Start Listed entries

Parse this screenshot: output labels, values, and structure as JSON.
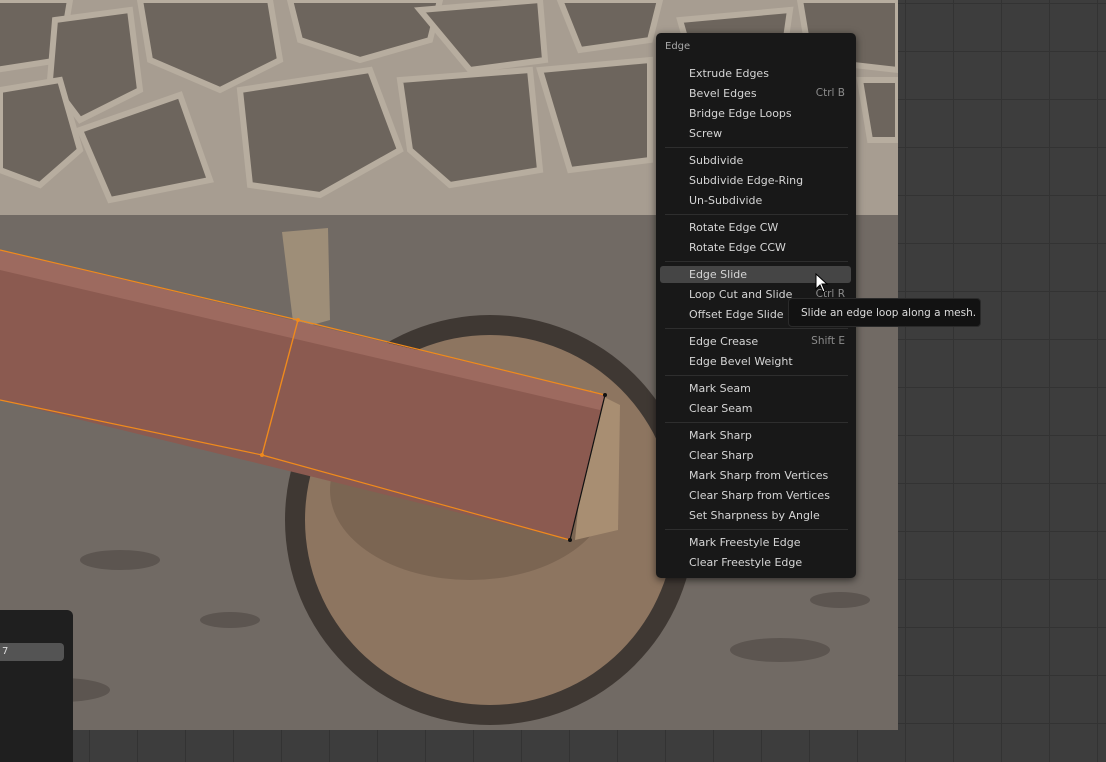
{
  "menu": {
    "title": "Edge",
    "items": [
      {
        "label": "Extrude Edges",
        "shortcut": ""
      },
      {
        "label": "Bevel Edges",
        "shortcut": "Ctrl B"
      },
      {
        "label": "Bridge Edge Loops",
        "shortcut": ""
      },
      {
        "label": "Screw",
        "shortcut": ""
      },
      {
        "label": "Subdivide",
        "shortcut": ""
      },
      {
        "label": "Subdivide Edge-Ring",
        "shortcut": ""
      },
      {
        "label": "Un-Subdivide",
        "shortcut": ""
      },
      {
        "label": "Rotate Edge CW",
        "shortcut": ""
      },
      {
        "label": "Rotate Edge CCW",
        "shortcut": ""
      },
      {
        "label": "Edge Slide",
        "shortcut": ""
      },
      {
        "label": "Loop Cut and Slide",
        "shortcut": "Ctrl R"
      },
      {
        "label": "Offset Edge Slide",
        "shortcut": ""
      },
      {
        "label": "Edge Crease",
        "shortcut": "Shift E"
      },
      {
        "label": "Edge Bevel Weight",
        "shortcut": ""
      },
      {
        "label": "Mark Seam",
        "shortcut": ""
      },
      {
        "label": "Clear Seam",
        "shortcut": ""
      },
      {
        "label": "Mark Sharp",
        "shortcut": ""
      },
      {
        "label": "Clear Sharp",
        "shortcut": ""
      },
      {
        "label": "Mark Sharp from Vertices",
        "shortcut": ""
      },
      {
        "label": "Clear Sharp from Vertices",
        "shortcut": ""
      },
      {
        "label": "Set Sharpness by Angle",
        "shortcut": ""
      },
      {
        "label": "Mark Freestyle Edge",
        "shortcut": ""
      },
      {
        "label": "Clear Freestyle Edge",
        "shortcut": ""
      }
    ]
  },
  "tooltip": {
    "text": "Slide an edge loop along a mesh."
  },
  "left_panel": {
    "field_value": "7"
  },
  "colors": {
    "selection_orange": "#f08a1c",
    "menu_bg": "#181818",
    "highlight": "#454545"
  }
}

End Listed entries

Only lines with the string "Mark" belong in your answer; copy each one.

| Full output |
        "label": "Mark Seam",
        "label": "Mark Sharp",
        "label": "Mark Sharp from Vertices",
        "label": "Mark Freestyle Edge",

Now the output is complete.